_Stated goal:_ What follows is a listing; restate every line of it word for word.

_Dataset listings of figures:_
>> Start
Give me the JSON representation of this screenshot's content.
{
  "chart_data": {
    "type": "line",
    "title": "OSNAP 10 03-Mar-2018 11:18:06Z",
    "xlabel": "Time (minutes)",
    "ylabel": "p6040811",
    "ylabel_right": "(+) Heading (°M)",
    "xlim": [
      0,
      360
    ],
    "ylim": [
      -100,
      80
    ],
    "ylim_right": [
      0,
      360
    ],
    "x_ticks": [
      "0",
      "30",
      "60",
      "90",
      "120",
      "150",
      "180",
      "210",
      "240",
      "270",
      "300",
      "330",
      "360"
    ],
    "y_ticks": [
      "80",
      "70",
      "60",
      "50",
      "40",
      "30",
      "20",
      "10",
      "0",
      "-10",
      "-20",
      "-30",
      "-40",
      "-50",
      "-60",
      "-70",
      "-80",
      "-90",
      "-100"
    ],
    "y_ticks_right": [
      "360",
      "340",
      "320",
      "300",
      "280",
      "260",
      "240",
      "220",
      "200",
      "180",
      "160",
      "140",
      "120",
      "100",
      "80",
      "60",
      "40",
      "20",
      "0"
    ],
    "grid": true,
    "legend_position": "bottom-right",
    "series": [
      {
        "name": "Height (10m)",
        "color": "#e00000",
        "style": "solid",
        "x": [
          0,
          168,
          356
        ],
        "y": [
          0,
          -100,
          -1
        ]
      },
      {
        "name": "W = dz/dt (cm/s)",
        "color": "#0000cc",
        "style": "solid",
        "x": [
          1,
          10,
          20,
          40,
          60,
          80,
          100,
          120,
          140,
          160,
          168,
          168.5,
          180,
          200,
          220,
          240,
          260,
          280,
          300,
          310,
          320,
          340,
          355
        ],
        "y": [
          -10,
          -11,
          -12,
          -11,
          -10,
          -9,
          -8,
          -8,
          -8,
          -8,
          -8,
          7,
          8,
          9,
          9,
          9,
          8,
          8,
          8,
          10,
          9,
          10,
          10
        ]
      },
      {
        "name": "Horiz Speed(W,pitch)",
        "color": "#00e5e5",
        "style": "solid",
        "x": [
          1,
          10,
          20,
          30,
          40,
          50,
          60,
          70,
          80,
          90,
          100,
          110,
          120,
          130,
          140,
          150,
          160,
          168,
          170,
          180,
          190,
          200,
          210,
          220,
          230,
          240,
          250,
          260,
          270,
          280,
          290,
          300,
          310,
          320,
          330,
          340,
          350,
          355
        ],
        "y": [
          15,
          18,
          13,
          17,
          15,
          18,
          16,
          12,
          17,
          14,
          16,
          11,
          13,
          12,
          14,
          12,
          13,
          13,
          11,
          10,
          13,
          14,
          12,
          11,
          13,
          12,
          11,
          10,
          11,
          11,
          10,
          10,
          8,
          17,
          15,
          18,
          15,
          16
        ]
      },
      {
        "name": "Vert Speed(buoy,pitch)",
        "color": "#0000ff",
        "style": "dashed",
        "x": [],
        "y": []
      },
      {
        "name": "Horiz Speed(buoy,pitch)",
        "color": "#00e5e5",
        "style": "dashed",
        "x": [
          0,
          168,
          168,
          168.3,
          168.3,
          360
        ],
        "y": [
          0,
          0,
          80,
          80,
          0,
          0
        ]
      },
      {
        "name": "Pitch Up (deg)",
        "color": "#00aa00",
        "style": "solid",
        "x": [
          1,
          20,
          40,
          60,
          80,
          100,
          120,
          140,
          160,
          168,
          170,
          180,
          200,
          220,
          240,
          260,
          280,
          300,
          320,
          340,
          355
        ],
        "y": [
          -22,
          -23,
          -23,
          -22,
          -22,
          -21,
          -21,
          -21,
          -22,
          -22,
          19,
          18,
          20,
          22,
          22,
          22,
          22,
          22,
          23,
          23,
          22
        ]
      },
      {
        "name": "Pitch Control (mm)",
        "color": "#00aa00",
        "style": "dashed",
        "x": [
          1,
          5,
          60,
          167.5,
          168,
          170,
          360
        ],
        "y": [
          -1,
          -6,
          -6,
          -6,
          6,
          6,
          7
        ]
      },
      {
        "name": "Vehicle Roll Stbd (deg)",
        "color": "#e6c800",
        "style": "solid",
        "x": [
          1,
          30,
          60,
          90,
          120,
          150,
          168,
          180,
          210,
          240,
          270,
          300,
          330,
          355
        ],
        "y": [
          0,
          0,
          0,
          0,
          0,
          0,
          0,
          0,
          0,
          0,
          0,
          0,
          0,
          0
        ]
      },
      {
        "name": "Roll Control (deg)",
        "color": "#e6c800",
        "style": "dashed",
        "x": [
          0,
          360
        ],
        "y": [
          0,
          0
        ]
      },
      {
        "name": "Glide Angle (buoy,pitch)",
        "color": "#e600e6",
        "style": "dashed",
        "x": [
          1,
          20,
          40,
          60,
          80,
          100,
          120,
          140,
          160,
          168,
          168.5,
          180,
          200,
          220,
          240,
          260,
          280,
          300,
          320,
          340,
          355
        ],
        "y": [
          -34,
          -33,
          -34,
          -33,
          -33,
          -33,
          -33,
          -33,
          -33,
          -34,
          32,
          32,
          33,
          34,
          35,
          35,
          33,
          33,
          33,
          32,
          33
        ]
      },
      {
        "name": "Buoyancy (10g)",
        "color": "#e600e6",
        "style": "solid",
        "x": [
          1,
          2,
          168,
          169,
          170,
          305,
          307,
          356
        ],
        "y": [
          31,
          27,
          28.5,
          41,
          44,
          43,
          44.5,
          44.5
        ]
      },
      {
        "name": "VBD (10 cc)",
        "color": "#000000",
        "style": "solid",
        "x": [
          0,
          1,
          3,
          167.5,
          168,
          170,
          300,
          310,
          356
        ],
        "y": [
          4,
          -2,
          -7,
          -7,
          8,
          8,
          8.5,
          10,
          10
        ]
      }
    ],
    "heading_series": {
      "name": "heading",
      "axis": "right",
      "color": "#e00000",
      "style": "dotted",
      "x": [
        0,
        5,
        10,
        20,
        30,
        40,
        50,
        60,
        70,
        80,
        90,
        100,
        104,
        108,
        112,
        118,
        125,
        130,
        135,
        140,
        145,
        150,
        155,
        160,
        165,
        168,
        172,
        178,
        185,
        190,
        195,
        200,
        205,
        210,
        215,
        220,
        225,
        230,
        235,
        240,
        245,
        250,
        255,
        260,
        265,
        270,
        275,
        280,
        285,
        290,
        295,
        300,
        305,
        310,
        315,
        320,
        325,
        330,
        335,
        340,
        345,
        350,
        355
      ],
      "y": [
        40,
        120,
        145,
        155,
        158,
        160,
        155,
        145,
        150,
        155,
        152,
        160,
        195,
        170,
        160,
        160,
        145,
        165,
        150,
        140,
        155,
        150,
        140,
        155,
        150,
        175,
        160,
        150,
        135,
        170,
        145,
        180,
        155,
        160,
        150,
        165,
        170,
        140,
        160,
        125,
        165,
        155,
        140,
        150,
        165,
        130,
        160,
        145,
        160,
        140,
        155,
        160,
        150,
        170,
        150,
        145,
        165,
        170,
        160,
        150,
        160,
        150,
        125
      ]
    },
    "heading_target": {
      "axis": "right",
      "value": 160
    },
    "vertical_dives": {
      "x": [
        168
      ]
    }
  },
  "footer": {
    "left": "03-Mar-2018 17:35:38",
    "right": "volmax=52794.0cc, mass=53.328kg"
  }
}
>> End
_Response to the exercise:_
Give me the JSON representation of this screenshot's content.
{
  "chart_data": {
    "type": "line",
    "title": "OSNAP 10 03-Mar-2018 11:18:06Z",
    "xlabel": "Time (minutes)",
    "ylabel": "p6040811",
    "ylabel_right": "(+) Heading (°M)",
    "xlim": [
      0,
      360
    ],
    "ylim": [
      -100,
      80
    ],
    "ylim_right": [
      0,
      360
    ],
    "x_ticks": [
      "0",
      "30",
      "60",
      "90",
      "120",
      "150",
      "180",
      "210",
      "240",
      "270",
      "300",
      "330",
      "360"
    ],
    "y_ticks": [
      "80",
      "70",
      "60",
      "50",
      "40",
      "30",
      "20",
      "10",
      "0",
      "-10",
      "-20",
      "-30",
      "-40",
      "-50",
      "-60",
      "-70",
      "-80",
      "-90",
      "-100"
    ],
    "y_ticks_right": [
      "360",
      "340",
      "320",
      "300",
      "280",
      "260",
      "240",
      "220",
      "200",
      "180",
      "160",
      "140",
      "120",
      "100",
      "80",
      "60",
      "40",
      "20",
      "0"
    ],
    "grid": true,
    "legend_position": "bottom-right",
    "series": [
      {
        "name": "Height (10m)",
        "color": "#e00000",
        "style": "solid",
        "x": [
          0,
          168,
          356
        ],
        "y": [
          0,
          -100,
          -1
        ]
      },
      {
        "name": "W = dz/dt (cm/s)",
        "color": "#0000cc",
        "style": "solid",
        "x": [
          1,
          10,
          20,
          40,
          60,
          80,
          100,
          120,
          140,
          160,
          168,
          168.5,
          180,
          200,
          220,
          240,
          260,
          280,
          300,
          310,
          320,
          340,
          355
        ],
        "y": [
          -10,
          -11,
          -12,
          -11,
          -10,
          -9,
          -8,
          -8,
          -8,
          -8,
          -8,
          7,
          8,
          9,
          9,
          9,
          8,
          8,
          8,
          10,
          9,
          10,
          10
        ]
      },
      {
        "name": "Horiz Speed(W,pitch)",
        "color": "#00e5e5",
        "style": "solid",
        "x": [
          1,
          10,
          20,
          30,
          40,
          50,
          60,
          70,
          80,
          90,
          100,
          110,
          120,
          130,
          140,
          150,
          160,
          168,
          170,
          180,
          190,
          200,
          210,
          220,
          230,
          240,
          250,
          260,
          270,
          280,
          290,
          300,
          310,
          320,
          330,
          340,
          350,
          355
        ],
        "y": [
          15,
          18,
          13,
          17,
          15,
          18,
          16,
          12,
          17,
          14,
          16,
          11,
          13,
          12,
          14,
          12,
          13,
          13,
          11,
          10,
          13,
          14,
          12,
          11,
          13,
          12,
          11,
          10,
          11,
          11,
          10,
          10,
          8,
          17,
          15,
          18,
          15,
          16
        ]
      },
      {
        "name": "Vert Speed(buoy,pitch)",
        "color": "#0000ff",
        "style": "dashed",
        "x": [],
        "y": []
      },
      {
        "name": "Horiz Speed(buoy,pitch)",
        "color": "#00e5e5",
        "style": "dashed",
        "x": [
          0,
          168,
          168,
          168.3,
          168.3,
          360
        ],
        "y": [
          0,
          0,
          80,
          80,
          0,
          0
        ]
      },
      {
        "name": "Pitch Up (deg)",
        "color": "#00aa00",
        "style": "solid",
        "x": [
          1,
          20,
          40,
          60,
          80,
          100,
          120,
          140,
          160,
          168,
          170,
          180,
          200,
          220,
          240,
          260,
          280,
          300,
          320,
          340,
          355
        ],
        "y": [
          -22,
          -23,
          -23,
          -22,
          -22,
          -21,
          -21,
          -21,
          -22,
          -22,
          19,
          18,
          20,
          22,
          22,
          22,
          22,
          22,
          23,
          23,
          22
        ]
      },
      {
        "name": "Pitch Control (mm)",
        "color": "#00aa00",
        "style": "dashed",
        "x": [
          1,
          5,
          60,
          167.5,
          168,
          170,
          360
        ],
        "y": [
          -1,
          -6,
          -6,
          -6,
          6,
          6,
          7
        ]
      },
      {
        "name": "Vehicle Roll Stbd (deg)",
        "color": "#e6c800",
        "style": "solid",
        "x": [
          1,
          30,
          60,
          90,
          120,
          150,
          168,
          180,
          210,
          240,
          270,
          300,
          330,
          355
        ],
        "y": [
          0,
          0,
          0,
          0,
          0,
          0,
          0,
          0,
          0,
          0,
          0,
          0,
          0,
          0
        ]
      },
      {
        "name": "Roll Control (deg)",
        "color": "#e6c800",
        "style": "dashed",
        "x": [
          0,
          360
        ],
        "y": [
          0,
          0
        ]
      },
      {
        "name": "Glide Angle (buoy,pitch)",
        "color": "#e600e6",
        "style": "dashed",
        "x": [
          1,
          20,
          40,
          60,
          80,
          100,
          120,
          140,
          160,
          168,
          168.5,
          180,
          200,
          220,
          240,
          260,
          280,
          300,
          320,
          340,
          355
        ],
        "y": [
          -34,
          -33,
          -34,
          -33,
          -33,
          -33,
          -33,
          -33,
          -33,
          -34,
          32,
          32,
          33,
          34,
          35,
          35,
          33,
          33,
          33,
          32,
          33
        ]
      },
      {
        "name": "Buoyancy (10g)",
        "color": "#e600e6",
        "style": "solid",
        "x": [
          1,
          2,
          168,
          169,
          170,
          305,
          307,
          356
        ],
        "y": [
          31,
          27,
          28.5,
          41,
          44,
          43,
          44.5,
          44.5
        ]
      },
      {
        "name": "VBD (10 cc)",
        "color": "#000000",
        "style": "solid",
        "x": [
          0,
          1,
          3,
          167.5,
          168,
          170,
          300,
          310,
          356
        ],
        "y": [
          4,
          -2,
          -7,
          -7,
          8,
          8,
          8.5,
          10,
          10
        ]
      }
    ],
    "heading_series": {
      "name": "heading",
      "axis": "right",
      "color": "#e00000",
      "style": "dotted",
      "x": [
        0,
        5,
        10,
        20,
        30,
        40,
        50,
        60,
        70,
        80,
        90,
        100,
        104,
        108,
        112,
        118,
        125,
        130,
        135,
        140,
        145,
        150,
        155,
        160,
        165,
        168,
        172,
        178,
        185,
        190,
        195,
        200,
        205,
        210,
        215,
        220,
        225,
        230,
        235,
        240,
        245,
        250,
        255,
        260,
        265,
        270,
        275,
        280,
        285,
        290,
        295,
        300,
        305,
        310,
        315,
        320,
        325,
        330,
        335,
        340,
        345,
        350,
        355
      ],
      "y": [
        40,
        120,
        145,
        155,
        158,
        160,
        155,
        145,
        150,
        155,
        152,
        160,
        195,
        170,
        160,
        160,
        145,
        165,
        150,
        140,
        155,
        150,
        140,
        155,
        150,
        175,
        160,
        150,
        135,
        170,
        145,
        180,
        155,
        160,
        150,
        165,
        170,
        140,
        160,
        125,
        165,
        155,
        140,
        150,
        165,
        130,
        160,
        145,
        160,
        140,
        155,
        160,
        150,
        170,
        150,
        145,
        165,
        170,
        160,
        150,
        160,
        150,
        125
      ]
    },
    "heading_target": {
      "axis": "right",
      "value": 160
    },
    "vertical_dives": {
      "x": [
        168
      ]
    }
  },
  "footer": {
    "left": "03-Mar-2018 17:35:38",
    "right": "volmax=52794.0cc, mass=53.328kg"
  }
}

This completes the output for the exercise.